*EXERCISE DIRECTIONS*
Everything from the line containing "What does this" to the last line of the records must be returned verbatim; nothing else belongs in the output.

*MATERIAL FOR THE TASK*

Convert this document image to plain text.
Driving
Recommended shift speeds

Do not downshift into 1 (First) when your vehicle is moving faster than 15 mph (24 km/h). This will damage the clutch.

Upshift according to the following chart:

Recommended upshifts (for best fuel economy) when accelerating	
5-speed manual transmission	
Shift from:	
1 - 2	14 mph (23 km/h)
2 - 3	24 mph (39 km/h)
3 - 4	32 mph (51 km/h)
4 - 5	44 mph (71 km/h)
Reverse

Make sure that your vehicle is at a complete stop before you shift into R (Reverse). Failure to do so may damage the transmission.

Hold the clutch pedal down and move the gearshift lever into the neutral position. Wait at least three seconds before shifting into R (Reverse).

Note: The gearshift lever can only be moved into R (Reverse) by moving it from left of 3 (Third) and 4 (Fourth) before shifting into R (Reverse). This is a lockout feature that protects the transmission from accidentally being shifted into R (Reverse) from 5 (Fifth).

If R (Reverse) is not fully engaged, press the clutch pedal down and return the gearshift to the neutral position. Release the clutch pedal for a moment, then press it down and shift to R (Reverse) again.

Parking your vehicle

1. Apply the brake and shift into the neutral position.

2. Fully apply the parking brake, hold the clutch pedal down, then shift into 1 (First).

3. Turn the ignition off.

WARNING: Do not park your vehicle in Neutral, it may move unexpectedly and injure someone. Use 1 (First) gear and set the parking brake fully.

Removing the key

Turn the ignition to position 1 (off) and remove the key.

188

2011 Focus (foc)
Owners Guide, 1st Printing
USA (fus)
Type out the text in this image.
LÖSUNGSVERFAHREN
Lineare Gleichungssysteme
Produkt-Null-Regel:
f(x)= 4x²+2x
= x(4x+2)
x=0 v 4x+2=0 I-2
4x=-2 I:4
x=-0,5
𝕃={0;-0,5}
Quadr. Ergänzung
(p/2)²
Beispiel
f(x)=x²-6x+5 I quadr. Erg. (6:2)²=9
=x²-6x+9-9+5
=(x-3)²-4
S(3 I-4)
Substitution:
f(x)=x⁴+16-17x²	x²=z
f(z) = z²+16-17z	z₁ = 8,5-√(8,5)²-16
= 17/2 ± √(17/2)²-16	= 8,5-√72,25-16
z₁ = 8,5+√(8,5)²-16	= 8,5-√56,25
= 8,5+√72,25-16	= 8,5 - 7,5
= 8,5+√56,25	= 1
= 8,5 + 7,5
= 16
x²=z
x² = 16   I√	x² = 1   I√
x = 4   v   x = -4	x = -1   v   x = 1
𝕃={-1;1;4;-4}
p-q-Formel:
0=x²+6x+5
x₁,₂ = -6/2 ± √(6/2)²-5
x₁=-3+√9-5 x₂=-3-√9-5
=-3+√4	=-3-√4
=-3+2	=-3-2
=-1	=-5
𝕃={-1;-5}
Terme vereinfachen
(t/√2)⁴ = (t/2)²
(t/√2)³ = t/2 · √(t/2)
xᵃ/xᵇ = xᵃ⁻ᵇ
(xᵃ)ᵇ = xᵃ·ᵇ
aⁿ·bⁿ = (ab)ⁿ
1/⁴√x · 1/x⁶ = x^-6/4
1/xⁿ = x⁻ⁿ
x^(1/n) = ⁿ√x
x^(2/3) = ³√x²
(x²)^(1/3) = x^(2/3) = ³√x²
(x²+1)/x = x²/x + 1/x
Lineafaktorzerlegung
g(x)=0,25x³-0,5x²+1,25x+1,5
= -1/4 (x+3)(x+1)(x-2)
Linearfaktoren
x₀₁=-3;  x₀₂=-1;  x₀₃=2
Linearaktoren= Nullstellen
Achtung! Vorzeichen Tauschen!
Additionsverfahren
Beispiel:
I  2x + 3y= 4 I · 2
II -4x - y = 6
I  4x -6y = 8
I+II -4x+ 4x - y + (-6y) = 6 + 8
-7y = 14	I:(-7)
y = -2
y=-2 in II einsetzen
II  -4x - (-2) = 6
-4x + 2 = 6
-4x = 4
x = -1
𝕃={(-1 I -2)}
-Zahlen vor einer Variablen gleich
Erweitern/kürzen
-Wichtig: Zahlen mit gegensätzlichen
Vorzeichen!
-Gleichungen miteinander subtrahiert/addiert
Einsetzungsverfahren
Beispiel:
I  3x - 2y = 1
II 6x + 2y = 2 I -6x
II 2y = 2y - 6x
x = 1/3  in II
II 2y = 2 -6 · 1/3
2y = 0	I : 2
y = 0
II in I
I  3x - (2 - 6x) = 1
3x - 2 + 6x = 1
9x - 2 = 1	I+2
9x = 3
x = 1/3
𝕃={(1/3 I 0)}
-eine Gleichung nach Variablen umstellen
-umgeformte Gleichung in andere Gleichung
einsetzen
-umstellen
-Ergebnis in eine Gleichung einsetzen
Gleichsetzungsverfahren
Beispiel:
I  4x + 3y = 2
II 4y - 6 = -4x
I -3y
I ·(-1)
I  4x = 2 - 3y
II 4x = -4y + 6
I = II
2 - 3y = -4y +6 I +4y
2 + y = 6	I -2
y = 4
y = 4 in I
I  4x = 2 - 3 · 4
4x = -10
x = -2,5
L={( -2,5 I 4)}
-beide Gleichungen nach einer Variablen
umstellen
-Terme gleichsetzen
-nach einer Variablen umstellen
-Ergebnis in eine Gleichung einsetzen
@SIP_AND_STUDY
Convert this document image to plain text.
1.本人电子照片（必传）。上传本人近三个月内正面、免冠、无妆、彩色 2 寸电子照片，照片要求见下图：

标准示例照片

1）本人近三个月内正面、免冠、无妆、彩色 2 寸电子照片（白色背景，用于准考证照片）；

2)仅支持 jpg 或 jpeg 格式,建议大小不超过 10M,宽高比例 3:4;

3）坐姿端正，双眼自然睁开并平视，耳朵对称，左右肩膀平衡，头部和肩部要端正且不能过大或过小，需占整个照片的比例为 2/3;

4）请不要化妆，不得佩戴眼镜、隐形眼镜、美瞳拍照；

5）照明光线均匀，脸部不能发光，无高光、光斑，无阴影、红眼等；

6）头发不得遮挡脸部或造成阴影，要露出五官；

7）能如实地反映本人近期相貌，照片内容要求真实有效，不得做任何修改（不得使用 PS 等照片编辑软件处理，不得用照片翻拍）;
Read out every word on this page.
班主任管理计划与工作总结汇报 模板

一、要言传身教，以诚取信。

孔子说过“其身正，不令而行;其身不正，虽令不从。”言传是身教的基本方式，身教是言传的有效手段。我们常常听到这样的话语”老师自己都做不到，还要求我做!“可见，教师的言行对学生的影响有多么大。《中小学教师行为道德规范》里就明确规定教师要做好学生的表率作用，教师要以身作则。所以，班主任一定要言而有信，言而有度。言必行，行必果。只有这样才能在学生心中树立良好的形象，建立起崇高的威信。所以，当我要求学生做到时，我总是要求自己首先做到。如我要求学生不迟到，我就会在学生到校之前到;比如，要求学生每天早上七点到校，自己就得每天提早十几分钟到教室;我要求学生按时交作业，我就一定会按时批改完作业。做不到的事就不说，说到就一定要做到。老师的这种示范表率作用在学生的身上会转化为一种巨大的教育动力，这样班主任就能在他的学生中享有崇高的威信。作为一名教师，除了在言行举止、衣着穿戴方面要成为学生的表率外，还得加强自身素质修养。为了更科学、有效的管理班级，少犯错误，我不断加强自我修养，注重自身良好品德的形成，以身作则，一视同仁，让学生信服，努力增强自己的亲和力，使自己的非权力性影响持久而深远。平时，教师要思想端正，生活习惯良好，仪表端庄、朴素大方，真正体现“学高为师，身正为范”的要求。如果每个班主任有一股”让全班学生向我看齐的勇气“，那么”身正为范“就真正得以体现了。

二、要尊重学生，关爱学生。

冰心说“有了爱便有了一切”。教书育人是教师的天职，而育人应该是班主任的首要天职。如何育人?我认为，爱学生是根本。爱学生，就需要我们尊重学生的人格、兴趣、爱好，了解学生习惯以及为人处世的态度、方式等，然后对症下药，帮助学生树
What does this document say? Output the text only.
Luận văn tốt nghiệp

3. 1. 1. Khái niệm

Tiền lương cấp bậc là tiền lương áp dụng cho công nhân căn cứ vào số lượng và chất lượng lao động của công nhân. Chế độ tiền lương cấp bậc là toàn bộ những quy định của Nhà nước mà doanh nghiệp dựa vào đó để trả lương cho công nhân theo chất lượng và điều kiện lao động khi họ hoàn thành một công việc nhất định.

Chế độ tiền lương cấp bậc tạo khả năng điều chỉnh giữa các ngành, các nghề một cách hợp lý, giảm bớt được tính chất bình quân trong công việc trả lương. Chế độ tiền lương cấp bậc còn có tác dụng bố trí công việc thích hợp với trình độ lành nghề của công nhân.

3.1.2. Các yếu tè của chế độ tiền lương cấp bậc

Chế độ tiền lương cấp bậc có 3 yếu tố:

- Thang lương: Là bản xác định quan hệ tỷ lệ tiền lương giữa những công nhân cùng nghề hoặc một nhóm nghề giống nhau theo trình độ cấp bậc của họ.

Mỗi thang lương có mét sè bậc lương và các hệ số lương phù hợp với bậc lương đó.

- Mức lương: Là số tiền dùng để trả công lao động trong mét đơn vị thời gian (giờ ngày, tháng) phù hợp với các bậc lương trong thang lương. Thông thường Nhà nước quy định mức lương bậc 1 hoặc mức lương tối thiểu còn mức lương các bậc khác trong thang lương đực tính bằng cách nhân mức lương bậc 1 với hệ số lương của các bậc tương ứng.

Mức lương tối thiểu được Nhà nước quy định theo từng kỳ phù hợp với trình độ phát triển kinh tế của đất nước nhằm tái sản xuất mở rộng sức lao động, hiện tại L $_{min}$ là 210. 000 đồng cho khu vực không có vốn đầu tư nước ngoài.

*TASK RESPONSE*
What does this document say? Output the text only.
Luận văn tốt nghiệp

3. 1. 1. Khái niệm

Tiền lương cấp bậc là tiền lương áp dụng cho công nhân căn cứ vào số lượng và chất lượng lao động của công nhân. Chế độ tiền lương cấp bậc là toàn bộ những quy định của Nhà nước mà doanh nghiệp dựa vào đó để trả lương cho công nhân theo chất lượng và điều kiện lao động khi họ hoàn thành một công việc nhất định.

Chế độ tiền lương cấp bậc tạo khả năng điều chỉnh giữa các ngành, các nghề một cách hợp lý, giảm bớt được tính chất bình quân trong công việc trả lương. Chế độ tiền lương cấp bậc còn có tác dụng bố trí công việc thích hợp với trình độ lành nghề của công nhân.

3.1.2. Các yếu tè của chế độ tiền lương cấp bậc

Chế độ tiền lương cấp bậc có 3 yếu tố:

- Thang lương: Là bản xác định quan hệ tỷ lệ tiền lương giữa những công nhân cùng nghề hoặc một nhóm nghề giống nhau theo trình độ cấp bậc của họ.

Mỗi thang lương có mét sè bậc lương và các hệ số lương phù hợp với bậc lương đó.

- Mức lương: Là số tiền dùng để trả công lao động trong mét đơn vị thời gian (giờ ngày, tháng) phù hợp với các bậc lương trong thang lương. Thông thường Nhà nước quy định mức lương bậc 1 hoặc mức lương tối thiểu còn mức lương các bậc khác trong thang lương đực tính bằng cách nhân mức lương bậc 1 với hệ số lương của các bậc tương ứng.

Mức lương tối thiểu được Nhà nước quy định theo từng kỳ phù hợp với trình độ phát triển kinh tế của đất nước nhằm tái sản xuất mở rộng sức lao động, hiện tại L $_{min}$ là 210. 000 đồng cho khu vực không có vốn đầu tư nước ngoài.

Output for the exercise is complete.